Prompt:
Collect each line of the entries that holds the string "Using".

Input:
--- start ---
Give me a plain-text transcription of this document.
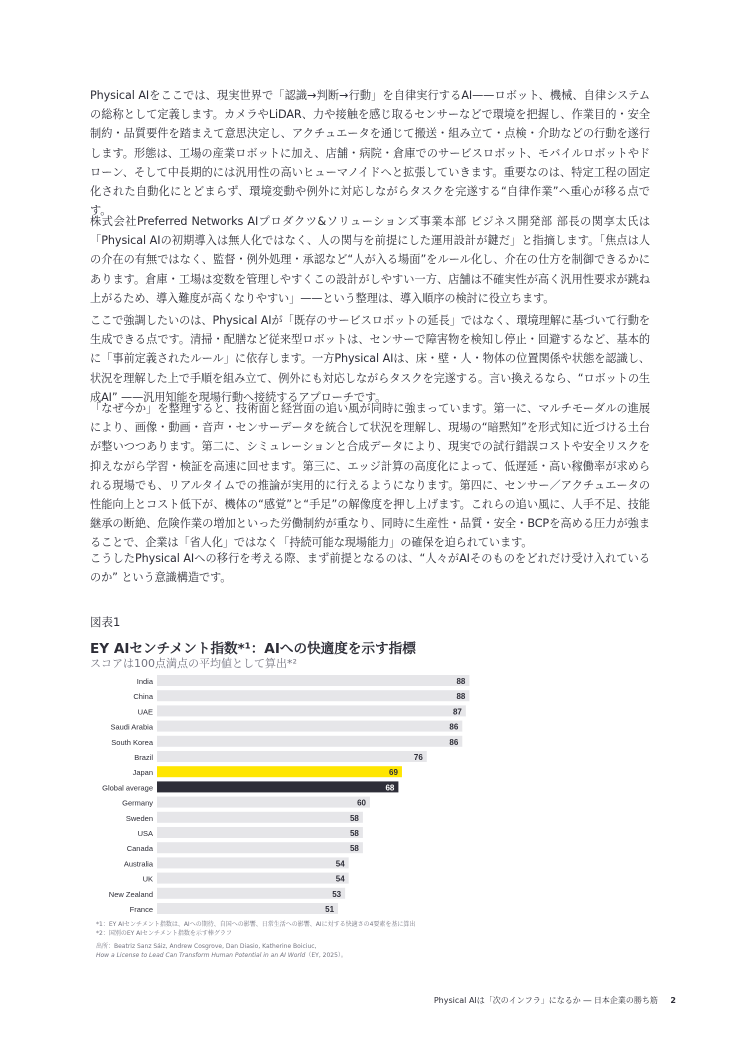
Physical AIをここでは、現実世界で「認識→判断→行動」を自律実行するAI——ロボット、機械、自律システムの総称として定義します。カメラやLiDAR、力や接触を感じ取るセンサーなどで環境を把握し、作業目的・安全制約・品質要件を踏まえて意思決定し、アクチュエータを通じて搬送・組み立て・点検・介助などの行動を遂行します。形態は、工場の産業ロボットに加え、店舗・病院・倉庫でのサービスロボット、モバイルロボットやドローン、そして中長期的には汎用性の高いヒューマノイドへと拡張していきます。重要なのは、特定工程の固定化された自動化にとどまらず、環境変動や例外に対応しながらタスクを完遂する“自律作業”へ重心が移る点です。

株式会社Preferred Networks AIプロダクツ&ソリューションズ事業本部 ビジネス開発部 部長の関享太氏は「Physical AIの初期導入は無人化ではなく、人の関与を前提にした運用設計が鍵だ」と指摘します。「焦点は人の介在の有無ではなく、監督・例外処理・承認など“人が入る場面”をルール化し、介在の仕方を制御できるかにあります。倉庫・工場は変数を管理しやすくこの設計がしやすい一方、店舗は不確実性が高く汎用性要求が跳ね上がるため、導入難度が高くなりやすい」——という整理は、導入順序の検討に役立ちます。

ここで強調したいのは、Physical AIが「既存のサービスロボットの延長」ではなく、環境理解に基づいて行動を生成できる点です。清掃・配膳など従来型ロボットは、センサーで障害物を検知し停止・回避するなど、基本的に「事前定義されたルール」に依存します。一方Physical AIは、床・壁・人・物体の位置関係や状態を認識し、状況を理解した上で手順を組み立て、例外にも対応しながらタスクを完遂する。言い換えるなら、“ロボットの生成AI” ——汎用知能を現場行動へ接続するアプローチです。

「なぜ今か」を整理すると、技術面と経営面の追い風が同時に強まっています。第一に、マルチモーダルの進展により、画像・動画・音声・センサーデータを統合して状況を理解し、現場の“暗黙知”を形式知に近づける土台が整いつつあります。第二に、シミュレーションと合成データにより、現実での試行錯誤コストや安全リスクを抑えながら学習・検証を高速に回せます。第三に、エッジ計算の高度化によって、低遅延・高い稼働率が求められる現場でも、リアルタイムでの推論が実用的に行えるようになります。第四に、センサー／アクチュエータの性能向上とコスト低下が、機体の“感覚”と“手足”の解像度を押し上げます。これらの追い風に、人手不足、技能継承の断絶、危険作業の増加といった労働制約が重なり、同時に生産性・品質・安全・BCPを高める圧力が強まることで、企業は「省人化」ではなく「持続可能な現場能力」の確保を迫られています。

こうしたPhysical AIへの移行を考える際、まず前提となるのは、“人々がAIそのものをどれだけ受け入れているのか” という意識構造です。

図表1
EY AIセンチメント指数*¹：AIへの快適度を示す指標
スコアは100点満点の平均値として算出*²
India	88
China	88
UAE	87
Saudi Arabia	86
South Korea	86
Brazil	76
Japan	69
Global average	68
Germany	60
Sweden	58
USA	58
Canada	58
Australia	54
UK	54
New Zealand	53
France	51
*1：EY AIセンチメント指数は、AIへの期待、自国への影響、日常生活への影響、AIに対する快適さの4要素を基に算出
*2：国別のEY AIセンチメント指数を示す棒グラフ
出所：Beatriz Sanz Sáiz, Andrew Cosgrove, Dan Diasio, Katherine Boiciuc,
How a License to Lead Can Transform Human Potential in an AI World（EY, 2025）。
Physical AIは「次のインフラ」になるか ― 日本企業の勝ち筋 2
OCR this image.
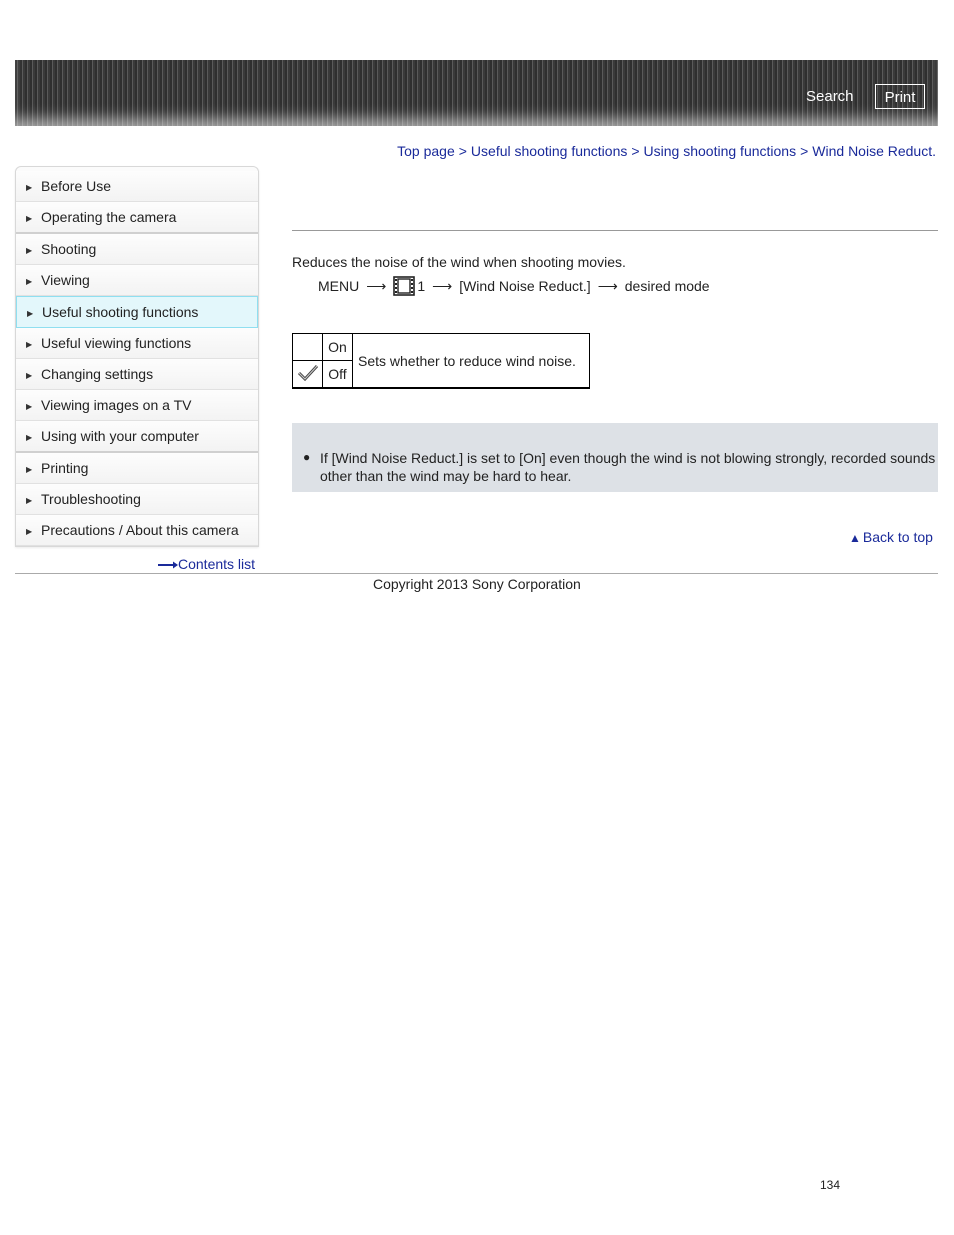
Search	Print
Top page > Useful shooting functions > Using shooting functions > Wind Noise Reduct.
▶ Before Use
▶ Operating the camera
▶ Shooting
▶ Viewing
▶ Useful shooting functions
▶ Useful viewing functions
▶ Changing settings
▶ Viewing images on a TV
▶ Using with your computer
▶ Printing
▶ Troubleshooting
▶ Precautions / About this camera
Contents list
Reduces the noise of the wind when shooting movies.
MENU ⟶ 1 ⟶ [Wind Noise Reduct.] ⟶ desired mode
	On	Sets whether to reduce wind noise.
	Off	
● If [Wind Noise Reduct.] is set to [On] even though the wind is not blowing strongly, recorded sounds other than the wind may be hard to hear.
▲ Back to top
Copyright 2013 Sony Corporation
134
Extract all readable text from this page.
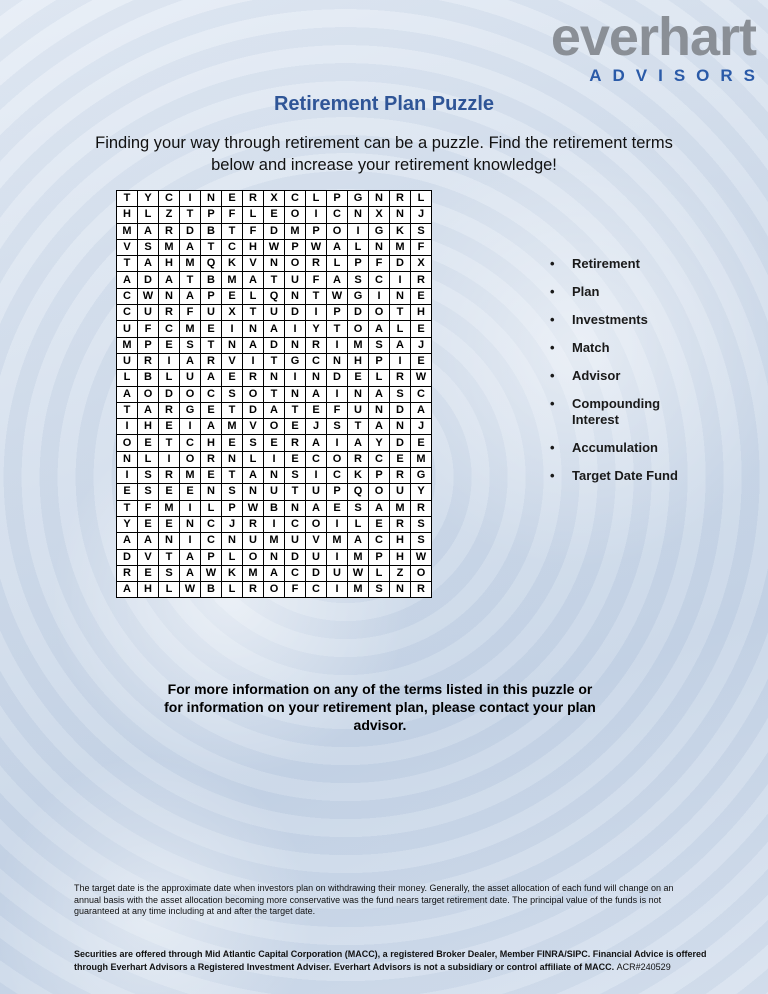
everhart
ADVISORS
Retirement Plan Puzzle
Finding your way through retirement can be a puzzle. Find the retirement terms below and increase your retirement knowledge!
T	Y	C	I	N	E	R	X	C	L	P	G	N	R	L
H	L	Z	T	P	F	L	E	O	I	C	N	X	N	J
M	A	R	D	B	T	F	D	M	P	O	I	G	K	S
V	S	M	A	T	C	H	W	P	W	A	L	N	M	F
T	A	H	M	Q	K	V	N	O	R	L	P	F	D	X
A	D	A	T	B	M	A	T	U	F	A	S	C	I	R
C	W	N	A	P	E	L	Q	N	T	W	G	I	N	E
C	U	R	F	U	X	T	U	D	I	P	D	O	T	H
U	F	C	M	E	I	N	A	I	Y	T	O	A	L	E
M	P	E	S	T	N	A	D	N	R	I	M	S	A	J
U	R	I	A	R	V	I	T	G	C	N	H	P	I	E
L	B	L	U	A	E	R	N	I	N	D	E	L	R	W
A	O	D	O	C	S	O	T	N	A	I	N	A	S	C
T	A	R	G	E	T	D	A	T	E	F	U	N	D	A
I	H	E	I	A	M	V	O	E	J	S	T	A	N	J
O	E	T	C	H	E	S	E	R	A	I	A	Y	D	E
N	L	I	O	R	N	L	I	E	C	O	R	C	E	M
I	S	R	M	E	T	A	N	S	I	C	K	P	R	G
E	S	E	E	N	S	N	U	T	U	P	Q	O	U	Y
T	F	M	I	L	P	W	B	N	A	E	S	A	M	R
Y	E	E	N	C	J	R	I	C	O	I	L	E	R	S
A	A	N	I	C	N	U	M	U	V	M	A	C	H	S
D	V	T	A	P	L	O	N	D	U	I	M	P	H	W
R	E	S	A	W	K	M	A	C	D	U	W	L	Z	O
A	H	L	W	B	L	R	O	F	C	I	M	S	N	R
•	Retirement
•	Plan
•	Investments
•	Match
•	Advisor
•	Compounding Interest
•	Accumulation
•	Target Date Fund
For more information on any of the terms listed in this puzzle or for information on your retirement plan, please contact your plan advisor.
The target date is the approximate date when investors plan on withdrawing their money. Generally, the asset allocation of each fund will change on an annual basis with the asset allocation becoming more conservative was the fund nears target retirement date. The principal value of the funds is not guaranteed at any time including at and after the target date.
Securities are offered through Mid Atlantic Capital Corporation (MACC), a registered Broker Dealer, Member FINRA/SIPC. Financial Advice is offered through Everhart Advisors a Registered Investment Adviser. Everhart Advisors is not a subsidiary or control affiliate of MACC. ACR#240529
--- end ---
Result for this task:
Top page > Useful shooting functions > Using shooting functions > Wind Noise Reduct.
▶ Using with your computer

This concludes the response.